▸ Work required:
Look through the data below and count each line where the word "Habitat" appears. Reply with the count alone.

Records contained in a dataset

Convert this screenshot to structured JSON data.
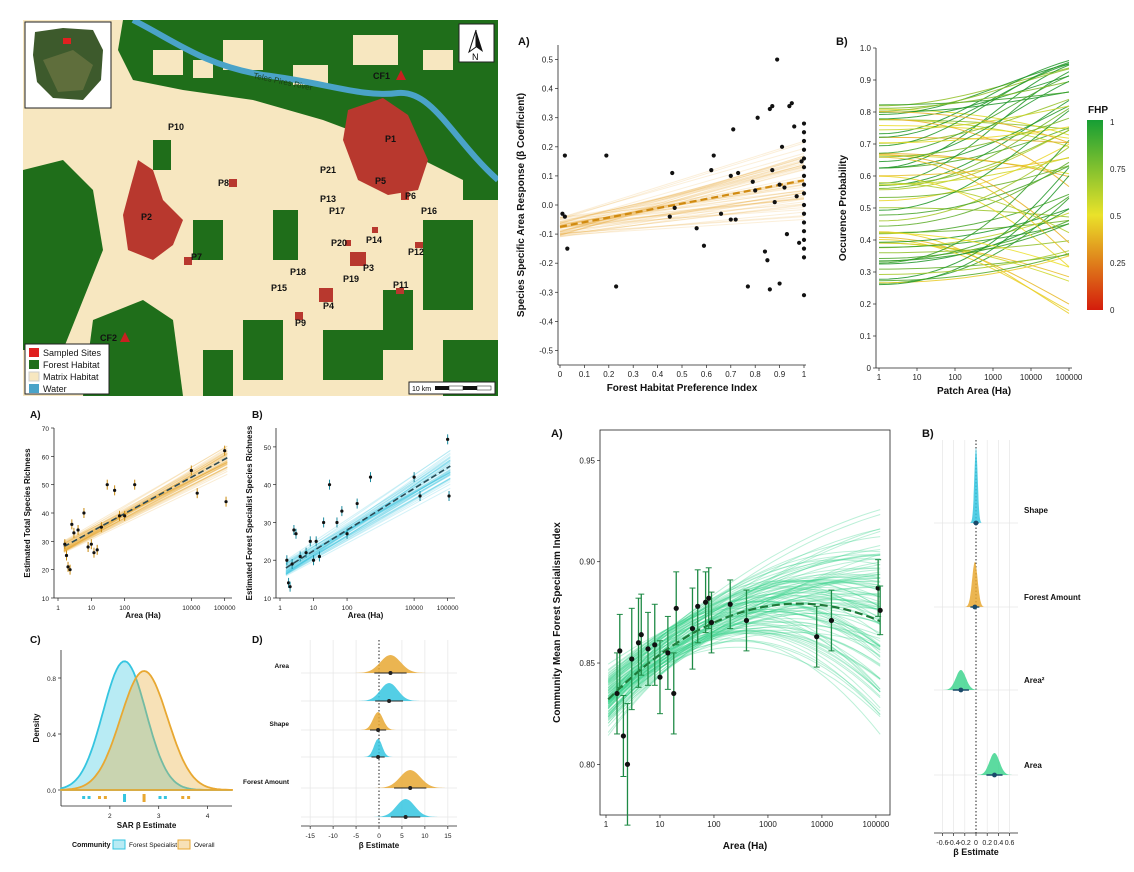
{
  "colors": {
    "orange": "#e8a832",
    "cyan": "#35c5e0",
    "green": "#3fd58f",
    "forest": "#1f6e1a",
    "matrix": "#f7e7c0",
    "site": "#b8382e",
    "water": "#4aa3c8",
    "darkgreen": "#1e7a3a"
  },
  "map": {
    "legend": [
      "Sampled Sites",
      "Forest Habitat",
      "Matrix Habitat",
      "Water"
    ],
    "scale_label": "10 km",
    "north": "N",
    "river_label": "Teles Pires River",
    "site_labels": [
      "P1",
      "P2",
      "P3",
      "P4",
      "P5",
      "P6",
      "P7",
      "P8",
      "P9",
      "P10",
      "P11",
      "P12",
      "P13",
      "P14",
      "P15",
      "P16",
      "P17",
      "P18",
      "P19",
      "P20",
      "P21",
      "CF1",
      "CF2"
    ]
  },
  "chart_data": [
    {
      "id": "top-A",
      "type": "scatter",
      "label": "A)",
      "xlabel": "Forest Habitat Preference Index",
      "ylabel": "Species Specific Area Response (β Coefficient)",
      "xlim": [
        0,
        1
      ],
      "ylim": [
        -0.55,
        0.55
      ],
      "xticks": [
        "0",
        "0.1",
        "0.2",
        "0.3",
        "0.4",
        "0.5",
        "0.6",
        "0.7",
        "0.8",
        "0.9",
        "1"
      ],
      "yticks": [
        "-0.5",
        "-0.4",
        "-0.3",
        "-0.2",
        "-0.1",
        "0.0",
        "0.1",
        "0.2",
        "0.3",
        "0.4",
        "0.5"
      ],
      "fit": {
        "intercept": -0.075,
        "slope": 0.16
      },
      "points": [
        [
          0.01,
          -0.03
        ],
        [
          0.02,
          0.17
        ],
        [
          0.02,
          -0.04
        ],
        [
          0.03,
          -0.15
        ],
        [
          0.19,
          0.17
        ],
        [
          0.23,
          -0.28
        ],
        [
          0.45,
          -0.04
        ],
        [
          0.46,
          0.11
        ],
        [
          0.47,
          -0.01
        ],
        [
          0.56,
          -0.08
        ],
        [
          0.59,
          -0.14
        ],
        [
          0.62,
          0.12
        ],
        [
          0.63,
          0.17
        ],
        [
          0.66,
          -0.03
        ],
        [
          0.7,
          0.1
        ],
        [
          0.7,
          -0.05
        ],
        [
          0.71,
          0.26
        ],
        [
          0.72,
          -0.05
        ],
        [
          0.73,
          0.11
        ],
        [
          0.77,
          -0.28
        ],
        [
          0.79,
          0.08
        ],
        [
          0.8,
          0.05
        ],
        [
          0.81,
          0.3
        ],
        [
          0.84,
          -0.16
        ],
        [
          0.85,
          -0.19
        ],
        [
          0.86,
          0.33
        ],
        [
          0.86,
          -0.29
        ],
        [
          0.87,
          0.34
        ],
        [
          0.87,
          0.12
        ],
        [
          0.88,
          0.01
        ],
        [
          0.89,
          0.5
        ],
        [
          0.9,
          0.07
        ],
        [
          0.9,
          -0.27
        ],
        [
          0.91,
          0.2
        ],
        [
          0.92,
          0.06
        ],
        [
          0.93,
          -0.1
        ],
        [
          0.94,
          0.34
        ],
        [
          0.95,
          0.35
        ],
        [
          0.96,
          0.27
        ],
        [
          0.97,
          0.03
        ],
        [
          0.98,
          -0.13
        ],
        [
          0.99,
          0.15
        ],
        [
          1.0,
          0.28
        ],
        [
          1.0,
          0.25
        ],
        [
          1.0,
          0.22
        ],
        [
          1.0,
          0.19
        ],
        [
          1.0,
          0.16
        ],
        [
          1.0,
          0.13
        ],
        [
          1.0,
          0.1
        ],
        [
          1.0,
          0.07
        ],
        [
          1.0,
          0.04
        ],
        [
          1.0,
          0.0
        ],
        [
          1.0,
          -0.03
        ],
        [
          1.0,
          -0.06
        ],
        [
          1.0,
          -0.09
        ],
        [
          1.0,
          -0.12
        ],
        [
          1.0,
          -0.15
        ],
        [
          1.0,
          -0.18
        ],
        [
          1.0,
          -0.31
        ]
      ]
    },
    {
      "id": "top-B",
      "type": "line",
      "label": "B)",
      "xlabel": "Patch Area (Ha)",
      "ylabel": "Occurence Probability",
      "ylim": [
        0,
        1
      ],
      "xticks": [
        "1",
        "10",
        "100",
        "1000",
        "10000",
        "100000"
      ],
      "yticks": [
        "0",
        "0.1",
        "0.2",
        "0.3",
        "0.4",
        "0.5",
        "0.6",
        "0.7",
        "0.8",
        "0.9",
        "1.0"
      ],
      "colorbar": {
        "title": "FHP",
        "ticks": [
          "1",
          "0.75",
          "0.5",
          "0.25",
          "0"
        ]
      },
      "n_series": 70
    },
    {
      "id": "mid-A",
      "type": "scatter",
      "label": "A)",
      "xlabel": "Area (Ha)",
      "ylabel": "Estimated Total Species Richness",
      "ylim": [
        10,
        70
      ],
      "xticks": [
        "1",
        "10",
        "100",
        "10000",
        "100000"
      ],
      "yticks": [
        "10",
        "20",
        "30",
        "40",
        "50",
        "60",
        "70"
      ],
      "fit": {
        "intercept": 27,
        "slope": 6.4
      },
      "points": [
        [
          1.6,
          29
        ],
        [
          1.8,
          25
        ],
        [
          2.0,
          21
        ],
        [
          2.3,
          20
        ],
        [
          2.6,
          36
        ],
        [
          3,
          33
        ],
        [
          4,
          34
        ],
        [
          6,
          40
        ],
        [
          8,
          28
        ],
        [
          10,
          29
        ],
        [
          12,
          26
        ],
        [
          15,
          27
        ],
        [
          20,
          35
        ],
        [
          30,
          50
        ],
        [
          50,
          48
        ],
        [
          70,
          39
        ],
        [
          100,
          39
        ],
        [
          200,
          50
        ],
        [
          10000,
          55
        ],
        [
          15000,
          47
        ],
        [
          100000,
          62
        ],
        [
          110000,
          44
        ]
      ]
    },
    {
      "id": "mid-B",
      "type": "scatter",
      "label": "B)",
      "xlabel": "Area (Ha)",
      "ylabel": "Estimated Forest Specialist Species Richness",
      "ylim": [
        10,
        55
      ],
      "xticks": [
        "1",
        "10",
        "100",
        "10000",
        "100000"
      ],
      "yticks": [
        "10",
        "20",
        "30",
        "40",
        "50"
      ],
      "fit": {
        "intercept": 17,
        "slope": 5.5
      },
      "points": [
        [
          1.6,
          20
        ],
        [
          1.8,
          14
        ],
        [
          2.0,
          13
        ],
        [
          2.3,
          19
        ],
        [
          2.6,
          28
        ],
        [
          3,
          27
        ],
        [
          4,
          21
        ],
        [
          6,
          22
        ],
        [
          8,
          25
        ],
        [
          10,
          20
        ],
        [
          12,
          25
        ],
        [
          15,
          21
        ],
        [
          20,
          30
        ],
        [
          30,
          40
        ],
        [
          50,
          30
        ],
        [
          70,
          33
        ],
        [
          100,
          27
        ],
        [
          200,
          35
        ],
        [
          500,
          42
        ],
        [
          10000,
          42
        ],
        [
          15000,
          37
        ],
        [
          100000,
          52
        ],
        [
          110000,
          37
        ]
      ]
    },
    {
      "id": "mid-C",
      "type": "area",
      "label": "C)",
      "xlabel": "SAR β Estimate",
      "ylabel": "Density",
      "xlim": [
        1,
        4.5
      ],
      "ylim": [
        0,
        1.0
      ],
      "xticks": [
        "2",
        "3",
        "4"
      ],
      "yticks": [
        "0.0",
        "0.4",
        "0.8"
      ],
      "legend_title": "Community",
      "series": [
        {
          "name": "Forest Specialist",
          "mean": 2.3,
          "sd": 0.44,
          "peak": 0.92
        },
        {
          "name": "Overall",
          "mean": 2.7,
          "sd": 0.48,
          "peak": 0.85
        }
      ]
    },
    {
      "id": "mid-D",
      "type": "area",
      "label": "D)",
      "xlabel": "β Estimate",
      "xlim": [
        -17,
        17
      ],
      "xticks": [
        "-15",
        "-10",
        "-5",
        "0",
        "5",
        "10",
        "15"
      ],
      "groups": [
        "Area",
        "Shape",
        "Forest Amount"
      ],
      "estimates": [
        {
          "group": "Area",
          "series": "Overall",
          "mean": 2.5,
          "sd": 2.2
        },
        {
          "group": "Area",
          "series": "Forest Specialist",
          "mean": 2.2,
          "sd": 1.9
        },
        {
          "group": "Shape",
          "series": "Overall",
          "mean": -0.2,
          "sd": 1.1
        },
        {
          "group": "Shape",
          "series": "Forest Specialist",
          "mean": -0.2,
          "sd": 0.9
        },
        {
          "group": "Forest Amount",
          "series": "Overall",
          "mean": 6.8,
          "sd": 2.2
        },
        {
          "group": "Forest Amount",
          "series": "Forest Specialist",
          "mean": 5.8,
          "sd": 2.0
        }
      ]
    },
    {
      "id": "bot-A",
      "type": "scatter",
      "label": "A)",
      "xlabel": "Area (Ha)",
      "ylabel": "Community Mean Forest Specialism Index",
      "ylim": [
        0.775,
        0.965
      ],
      "xticks": [
        "1",
        "10",
        "100",
        "1000",
        "10000",
        "100000"
      ],
      "yticks": [
        "0.80",
        "0.85",
        "0.90",
        "0.95"
      ],
      "points": [
        [
          1.6,
          0.835,
          0.02
        ],
        [
          1.8,
          0.856,
          0.018
        ],
        [
          2.1,
          0.814,
          0.02
        ],
        [
          2.5,
          0.8,
          0.03
        ],
        [
          3,
          0.852,
          0.025
        ],
        [
          4,
          0.86,
          0.022
        ],
        [
          4.5,
          0.864,
          0.02
        ],
        [
          6,
          0.857,
          0.018
        ],
        [
          8,
          0.859,
          0.02
        ],
        [
          10,
          0.843,
          0.018
        ],
        [
          14,
          0.855,
          0.018
        ],
        [
          18,
          0.835,
          0.02
        ],
        [
          20,
          0.877,
          0.018
        ],
        [
          40,
          0.867,
          0.02
        ],
        [
          50,
          0.878,
          0.018
        ],
        [
          70,
          0.88,
          0.015
        ],
        [
          80,
          0.882,
          0.015
        ],
        [
          90,
          0.87,
          0.015
        ],
        [
          200,
          0.879,
          0.012
        ],
        [
          400,
          0.871,
          0.015
        ],
        [
          8000,
          0.863,
          0.015
        ],
        [
          15000,
          0.871,
          0.015
        ],
        [
          110000,
          0.887,
          0.014
        ],
        [
          120000,
          0.876,
          0.012
        ]
      ]
    },
    {
      "id": "bot-B",
      "type": "area",
      "label": "B)",
      "xlabel": "β Estimate",
      "xlim": [
        -0.75,
        0.75
      ],
      "xticks": [
        "-0.6",
        "-0.4",
        "-0.2",
        "0",
        "0.2",
        "0.4",
        "0.6"
      ],
      "groups": [
        "Shape",
        "Forest Amount",
        "Area²",
        "Area"
      ],
      "estimates": [
        {
          "group": "Shape",
          "mean": 0.0,
          "sd": 0.03
        },
        {
          "group": "Forest Amount",
          "mean": -0.02,
          "sd": 0.05
        },
        {
          "group": "Area²",
          "mean": -0.27,
          "sd": 0.09
        },
        {
          "group": "Area",
          "mean": 0.33,
          "sd": 0.09
        }
      ]
    }
  ]
}
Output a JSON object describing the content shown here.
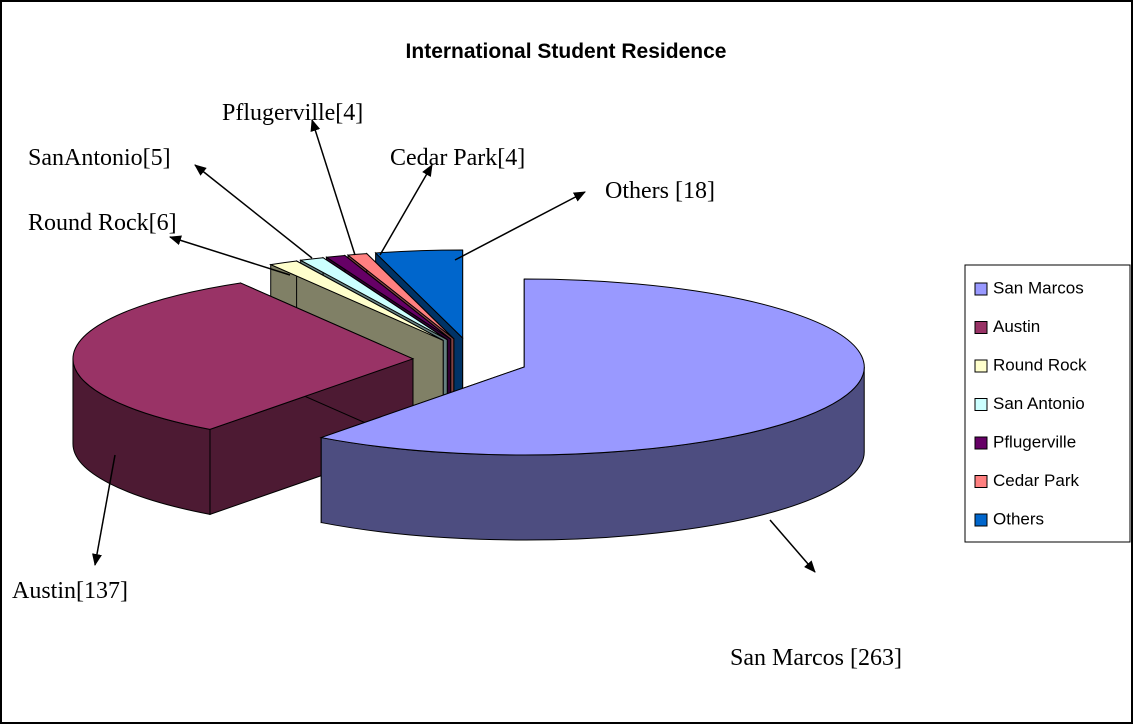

▸ Solution for this task:
3